Dataset records —
((

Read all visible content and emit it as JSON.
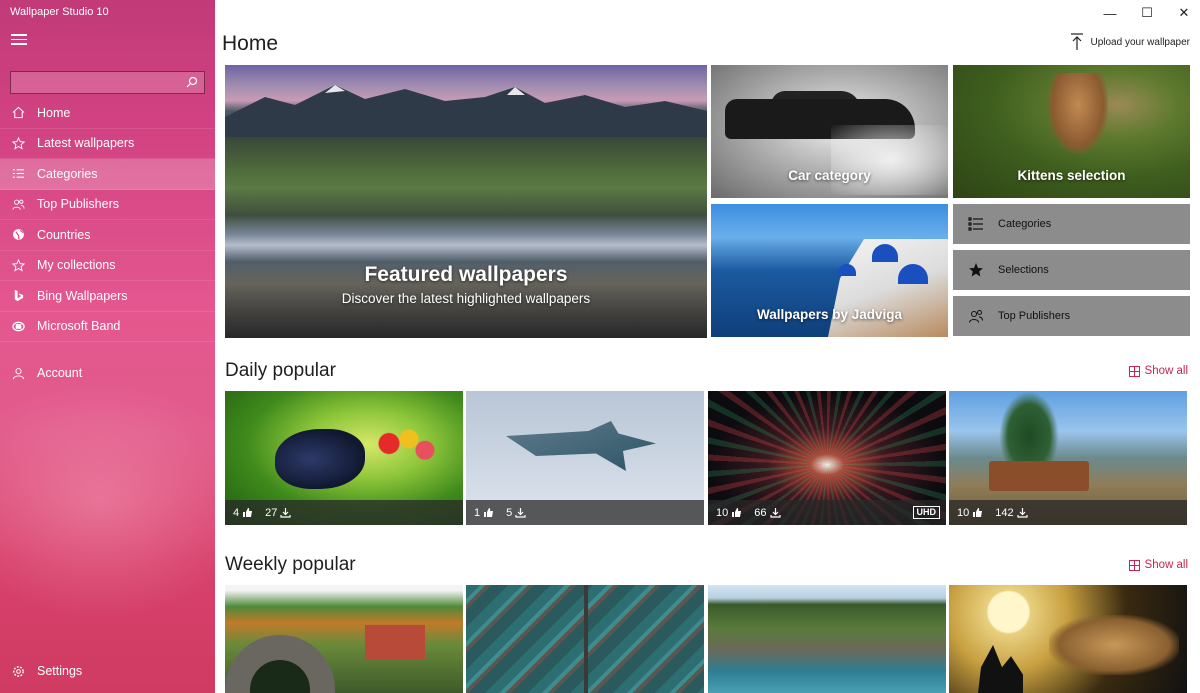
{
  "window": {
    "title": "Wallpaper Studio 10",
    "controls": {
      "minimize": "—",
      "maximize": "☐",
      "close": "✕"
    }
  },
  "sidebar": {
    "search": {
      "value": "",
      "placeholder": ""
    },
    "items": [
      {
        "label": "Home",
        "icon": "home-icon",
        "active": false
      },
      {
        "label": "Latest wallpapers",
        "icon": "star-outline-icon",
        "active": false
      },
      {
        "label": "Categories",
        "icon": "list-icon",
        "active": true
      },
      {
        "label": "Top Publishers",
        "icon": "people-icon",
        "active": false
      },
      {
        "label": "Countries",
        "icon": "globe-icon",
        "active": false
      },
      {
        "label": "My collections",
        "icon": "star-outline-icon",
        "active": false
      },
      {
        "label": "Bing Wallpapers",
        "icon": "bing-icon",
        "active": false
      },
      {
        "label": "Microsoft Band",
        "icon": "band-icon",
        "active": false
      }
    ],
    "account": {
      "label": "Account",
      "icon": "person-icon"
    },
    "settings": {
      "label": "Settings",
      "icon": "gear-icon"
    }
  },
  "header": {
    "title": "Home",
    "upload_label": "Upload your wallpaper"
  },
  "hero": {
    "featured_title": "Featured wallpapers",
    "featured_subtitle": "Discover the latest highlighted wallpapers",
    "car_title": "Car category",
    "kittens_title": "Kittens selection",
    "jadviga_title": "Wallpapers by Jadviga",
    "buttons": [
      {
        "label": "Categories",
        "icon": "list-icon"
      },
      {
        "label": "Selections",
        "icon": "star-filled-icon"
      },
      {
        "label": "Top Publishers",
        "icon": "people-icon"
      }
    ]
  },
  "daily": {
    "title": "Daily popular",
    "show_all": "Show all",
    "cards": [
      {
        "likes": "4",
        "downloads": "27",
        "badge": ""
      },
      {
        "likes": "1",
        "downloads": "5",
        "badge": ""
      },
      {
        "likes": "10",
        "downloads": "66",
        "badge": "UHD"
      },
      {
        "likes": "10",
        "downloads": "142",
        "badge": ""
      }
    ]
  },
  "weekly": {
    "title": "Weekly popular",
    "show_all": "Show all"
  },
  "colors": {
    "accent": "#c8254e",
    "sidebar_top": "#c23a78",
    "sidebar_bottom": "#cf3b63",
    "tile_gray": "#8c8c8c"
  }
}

))
((

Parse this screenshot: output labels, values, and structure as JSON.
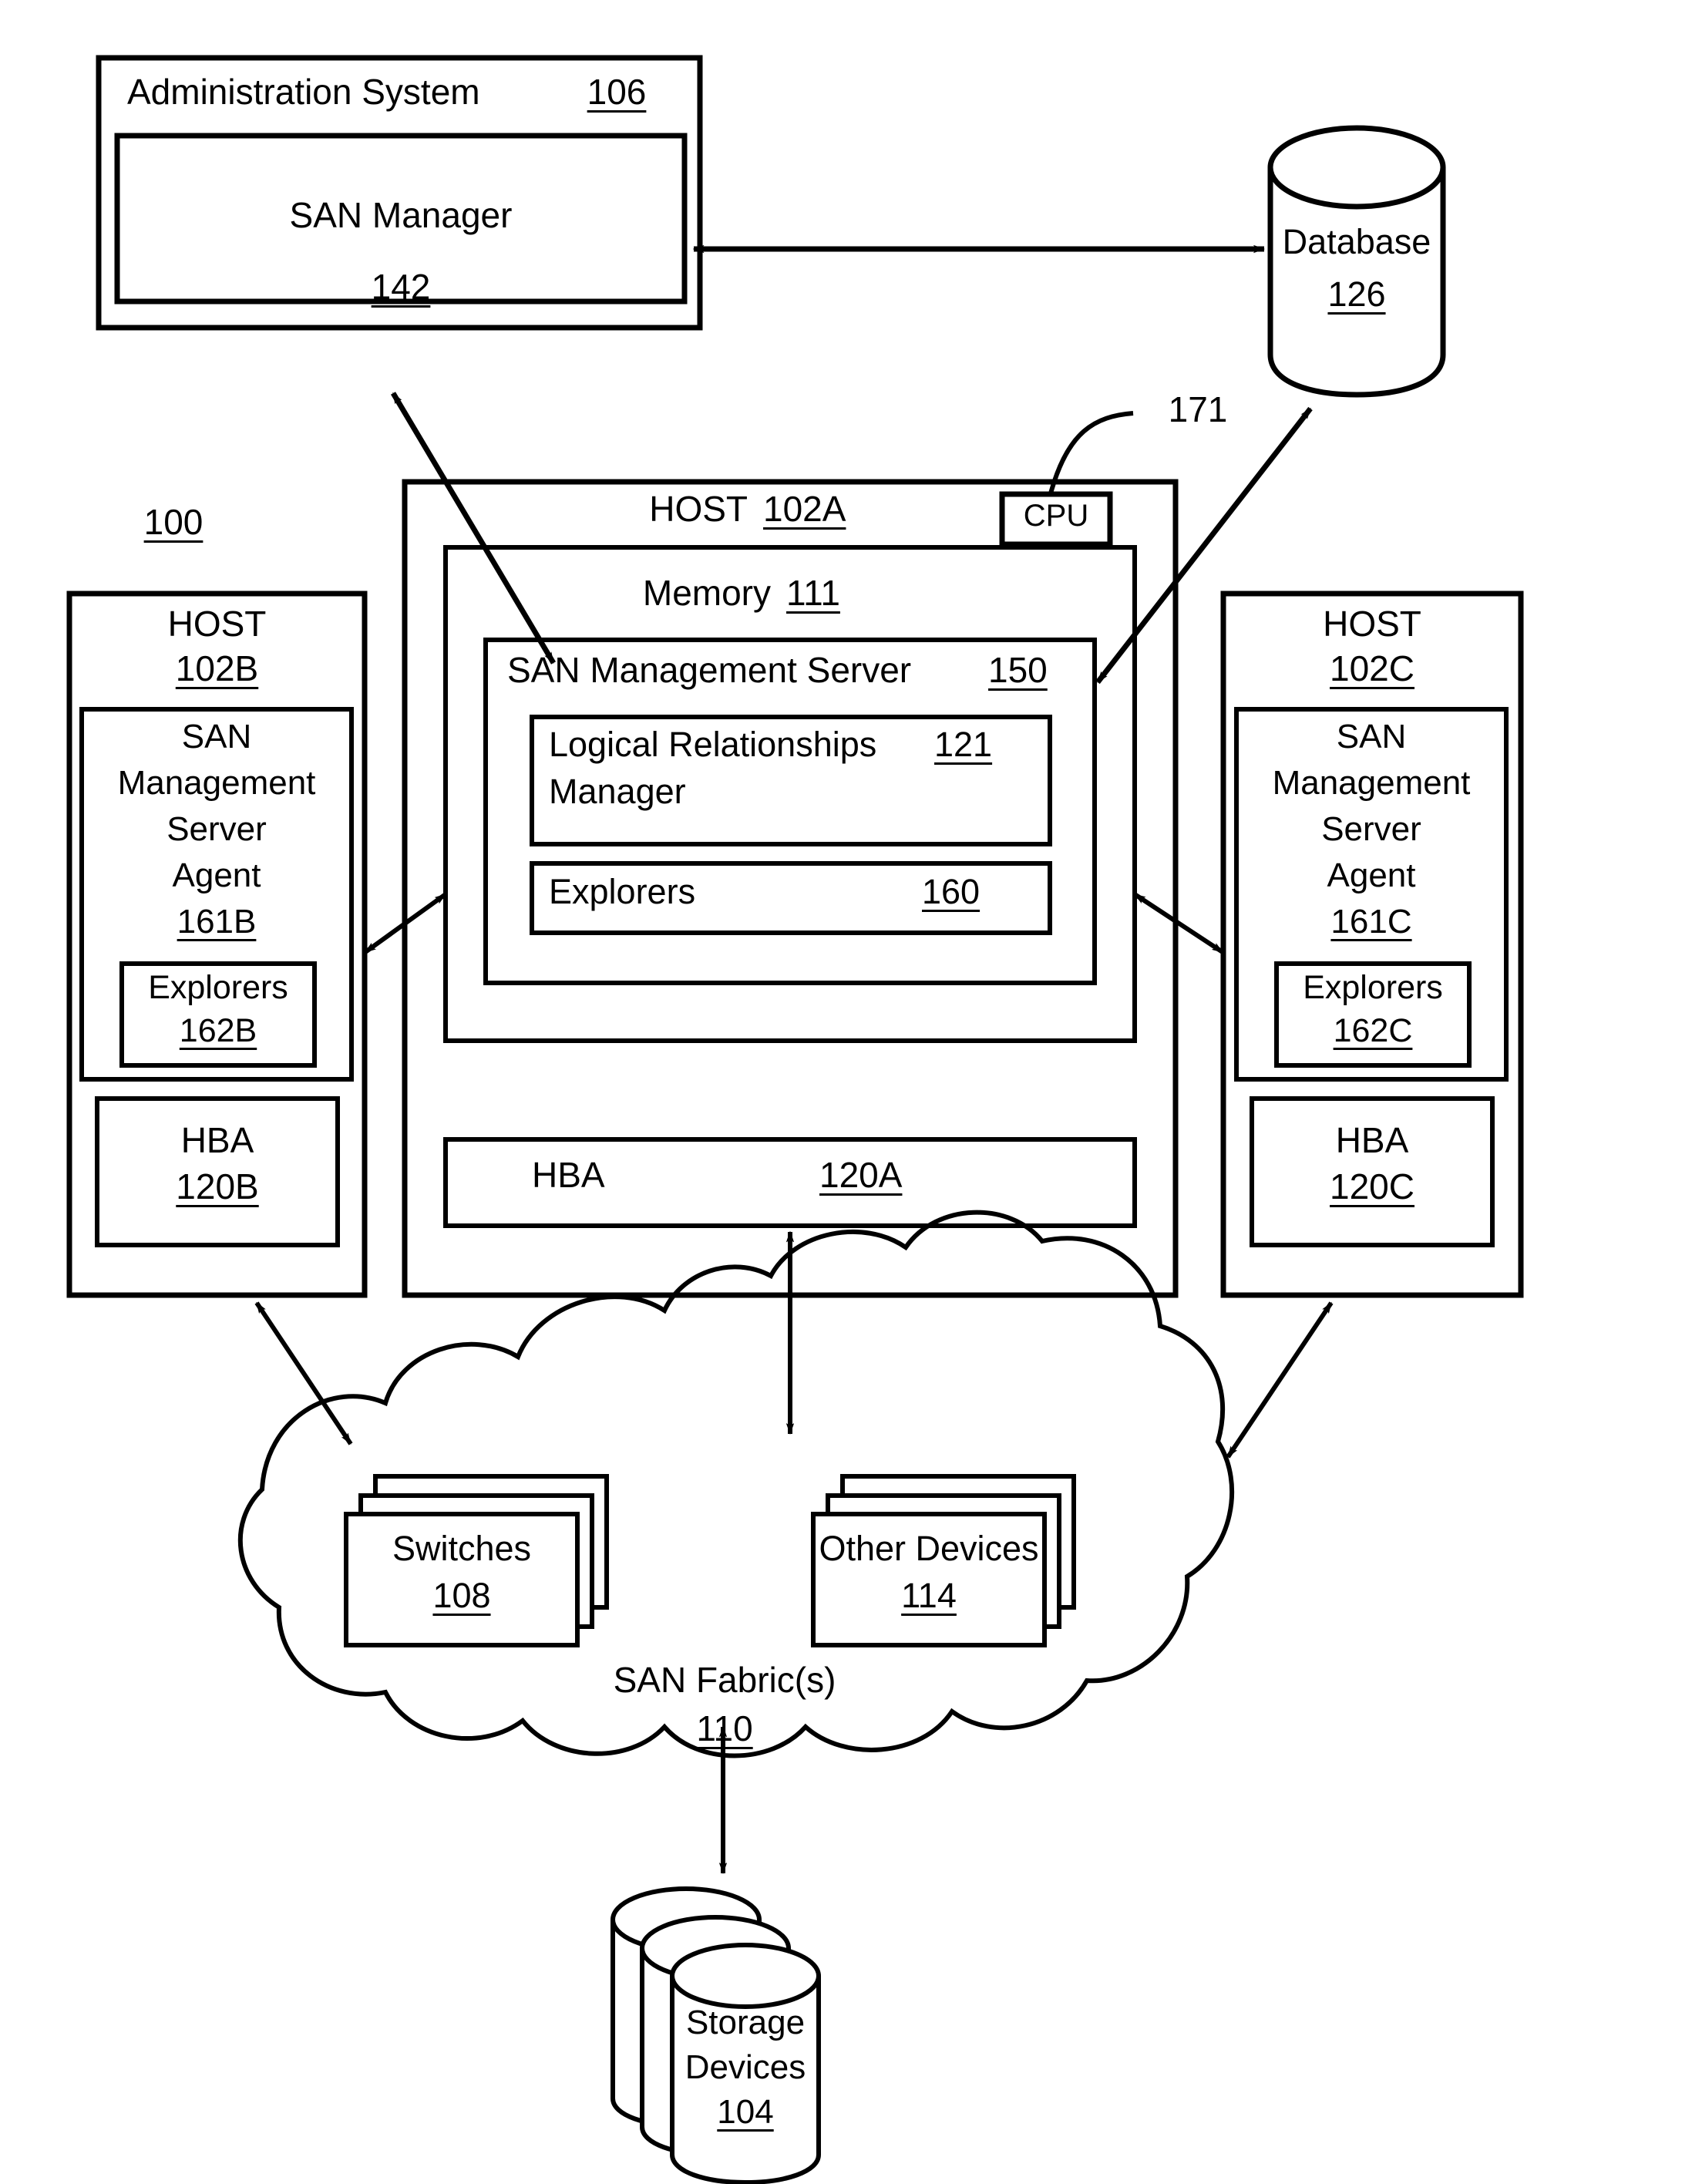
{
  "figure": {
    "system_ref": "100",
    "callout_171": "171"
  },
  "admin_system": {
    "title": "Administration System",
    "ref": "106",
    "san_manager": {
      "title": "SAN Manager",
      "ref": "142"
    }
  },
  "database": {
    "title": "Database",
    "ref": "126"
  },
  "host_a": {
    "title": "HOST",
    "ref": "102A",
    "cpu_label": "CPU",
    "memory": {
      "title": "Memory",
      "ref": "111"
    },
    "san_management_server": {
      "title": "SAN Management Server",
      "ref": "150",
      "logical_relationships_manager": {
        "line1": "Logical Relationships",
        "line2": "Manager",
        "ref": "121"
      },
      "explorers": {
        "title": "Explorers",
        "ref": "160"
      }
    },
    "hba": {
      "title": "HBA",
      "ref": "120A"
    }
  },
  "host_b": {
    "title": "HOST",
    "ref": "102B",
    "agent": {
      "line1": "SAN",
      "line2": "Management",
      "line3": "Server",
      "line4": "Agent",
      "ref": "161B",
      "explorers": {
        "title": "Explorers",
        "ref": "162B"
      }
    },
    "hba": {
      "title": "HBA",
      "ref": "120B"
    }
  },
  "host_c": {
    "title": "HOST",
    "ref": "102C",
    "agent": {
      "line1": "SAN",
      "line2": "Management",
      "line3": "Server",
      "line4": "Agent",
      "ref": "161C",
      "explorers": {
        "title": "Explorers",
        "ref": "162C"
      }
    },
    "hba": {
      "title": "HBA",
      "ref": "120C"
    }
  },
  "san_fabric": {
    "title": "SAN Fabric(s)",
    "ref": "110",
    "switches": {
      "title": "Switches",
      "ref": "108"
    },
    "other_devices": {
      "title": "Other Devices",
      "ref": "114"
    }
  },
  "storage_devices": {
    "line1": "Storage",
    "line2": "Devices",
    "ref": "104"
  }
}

))

Problem description —
Give solely the number of lines in the data that contain the string "downloads".

Exercise answer —
4